> DATA PROVIDED
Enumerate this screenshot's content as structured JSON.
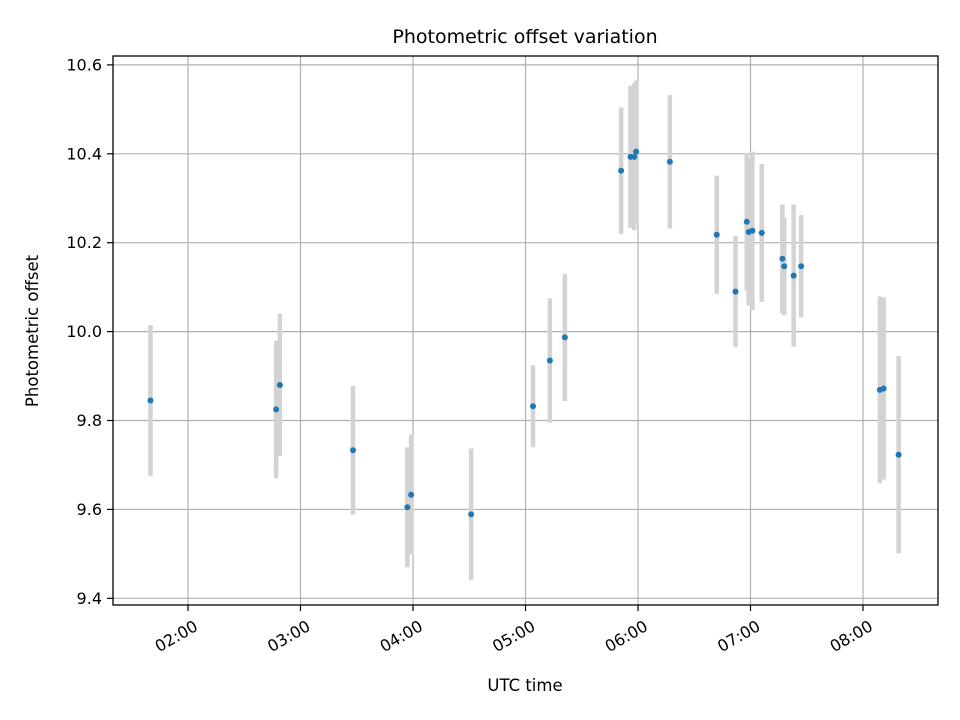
{
  "chart_data": {
    "type": "scatter",
    "title": "Photometric offset variation",
    "xlabel": "UTC time",
    "ylabel": "Photometric offset",
    "x_ticks": [
      "02:00",
      "03:00",
      "04:00",
      "05:00",
      "06:00",
      "07:00",
      "08:00"
    ],
    "y_ticks": [
      "9.4",
      "9.6",
      "9.8",
      "10.0",
      "10.2",
      "10.4",
      "10.6"
    ],
    "xlim": [
      "01:20",
      "08:40"
    ],
    "ylim": [
      9.385,
      10.62
    ],
    "grid": true,
    "series": [
      {
        "marker": "point",
        "color": "#1f77b4",
        "errorbar_color": "#d3d3d3",
        "points": [
          {
            "x": "01:40",
            "y": 9.845,
            "yerr": 0.17
          },
          {
            "x": "02:47",
            "y": 9.825,
            "yerr": 0.155
          },
          {
            "x": "02:49",
            "y": 9.88,
            "yerr": 0.16
          },
          {
            "x": "03:28",
            "y": 9.733,
            "yerr": 0.145
          },
          {
            "x": "03:57",
            "y": 9.605,
            "yerr": 0.135
          },
          {
            "x": "03:59",
            "y": 9.633,
            "yerr": 0.135
          },
          {
            "x": "04:31",
            "y": 9.589,
            "yerr": 0.148
          },
          {
            "x": "05:04",
            "y": 9.832,
            "yerr": 0.092
          },
          {
            "x": "05:13",
            "y": 9.935,
            "yerr": 0.14
          },
          {
            "x": "05:21",
            "y": 9.987,
            "yerr": 0.143
          },
          {
            "x": "05:51",
            "y": 10.362,
            "yerr": 0.142
          },
          {
            "x": "05:56",
            "y": 10.393,
            "yerr": 0.16
          },
          {
            "x": "05:58",
            "y": 10.393,
            "yerr": 0.165
          },
          {
            "x": "05:59",
            "y": 10.405,
            "yerr": 0.16
          },
          {
            "x": "06:17",
            "y": 10.382,
            "yerr": 0.15
          },
          {
            "x": "06:42",
            "y": 10.218,
            "yerr": 0.133
          },
          {
            "x": "06:52",
            "y": 10.09,
            "yerr": 0.125
          },
          {
            "x": "06:58",
            "y": 10.247,
            "yerr": 0.155
          },
          {
            "x": "06:59",
            "y": 10.224,
            "yerr": 0.165
          },
          {
            "x": "07:01",
            "y": 10.227,
            "yerr": 0.178
          },
          {
            "x": "07:06",
            "y": 10.222,
            "yerr": 0.155
          },
          {
            "x": "07:17",
            "y": 10.164,
            "yerr": 0.122
          },
          {
            "x": "07:18",
            "y": 10.147,
            "yerr": 0.11
          },
          {
            "x": "07:23",
            "y": 10.126,
            "yerr": 0.16
          },
          {
            "x": "07:27",
            "y": 10.147,
            "yerr": 0.115
          },
          {
            "x": "08:09",
            "y": 9.869,
            "yerr": 0.21
          },
          {
            "x": "08:11",
            "y": 9.872,
            "yerr": 0.205
          },
          {
            "x": "08:19",
            "y": 9.723,
            "yerr": 0.222
          }
        ]
      }
    ]
  }
}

> WRITTEN REQUEST
Restate the records above in full, word for word. Keep pictures out.

> EXPECTED ANSWER
Enumerate this screenshot's content as structured JSON.
{
  "chart_data": {
    "type": "scatter",
    "title": "Photometric offset variation",
    "xlabel": "UTC time",
    "ylabel": "Photometric offset",
    "x_ticks": [
      "02:00",
      "03:00",
      "04:00",
      "05:00",
      "06:00",
      "07:00",
      "08:00"
    ],
    "y_ticks": [
      "9.4",
      "9.6",
      "9.8",
      "10.0",
      "10.2",
      "10.4",
      "10.6"
    ],
    "xlim": [
      "01:20",
      "08:40"
    ],
    "ylim": [
      9.385,
      10.62
    ],
    "grid": true,
    "series": [
      {
        "marker": "point",
        "color": "#1f77b4",
        "errorbar_color": "#d3d3d3",
        "points": [
          {
            "x": "01:40",
            "y": 9.845,
            "yerr": 0.17
          },
          {
            "x": "02:47",
            "y": 9.825,
            "yerr": 0.155
          },
          {
            "x": "02:49",
            "y": 9.88,
            "yerr": 0.16
          },
          {
            "x": "03:28",
            "y": 9.733,
            "yerr": 0.145
          },
          {
            "x": "03:57",
            "y": 9.605,
            "yerr": 0.135
          },
          {
            "x": "03:59",
            "y": 9.633,
            "yerr": 0.135
          },
          {
            "x": "04:31",
            "y": 9.589,
            "yerr": 0.148
          },
          {
            "x": "05:04",
            "y": 9.832,
            "yerr": 0.092
          },
          {
            "x": "05:13",
            "y": 9.935,
            "yerr": 0.14
          },
          {
            "x": "05:21",
            "y": 9.987,
            "yerr": 0.143
          },
          {
            "x": "05:51",
            "y": 10.362,
            "yerr": 0.142
          },
          {
            "x": "05:56",
            "y": 10.393,
            "yerr": 0.16
          },
          {
            "x": "05:58",
            "y": 10.393,
            "yerr": 0.165
          },
          {
            "x": "05:59",
            "y": 10.405,
            "yerr": 0.16
          },
          {
            "x": "06:17",
            "y": 10.382,
            "yerr": 0.15
          },
          {
            "x": "06:42",
            "y": 10.218,
            "yerr": 0.133
          },
          {
            "x": "06:52",
            "y": 10.09,
            "yerr": 0.125
          },
          {
            "x": "06:58",
            "y": 10.247,
            "yerr": 0.155
          },
          {
            "x": "06:59",
            "y": 10.224,
            "yerr": 0.165
          },
          {
            "x": "07:01",
            "y": 10.227,
            "yerr": 0.178
          },
          {
            "x": "07:06",
            "y": 10.222,
            "yerr": 0.155
          },
          {
            "x": "07:17",
            "y": 10.164,
            "yerr": 0.122
          },
          {
            "x": "07:18",
            "y": 10.147,
            "yerr": 0.11
          },
          {
            "x": "07:23",
            "y": 10.126,
            "yerr": 0.16
          },
          {
            "x": "07:27",
            "y": 10.147,
            "yerr": 0.115
          },
          {
            "x": "08:09",
            "y": 9.869,
            "yerr": 0.21
          },
          {
            "x": "08:11",
            "y": 9.872,
            "yerr": 0.205
          },
          {
            "x": "08:19",
            "y": 9.723,
            "yerr": 0.222
          }
        ]
      }
    ]
  }
}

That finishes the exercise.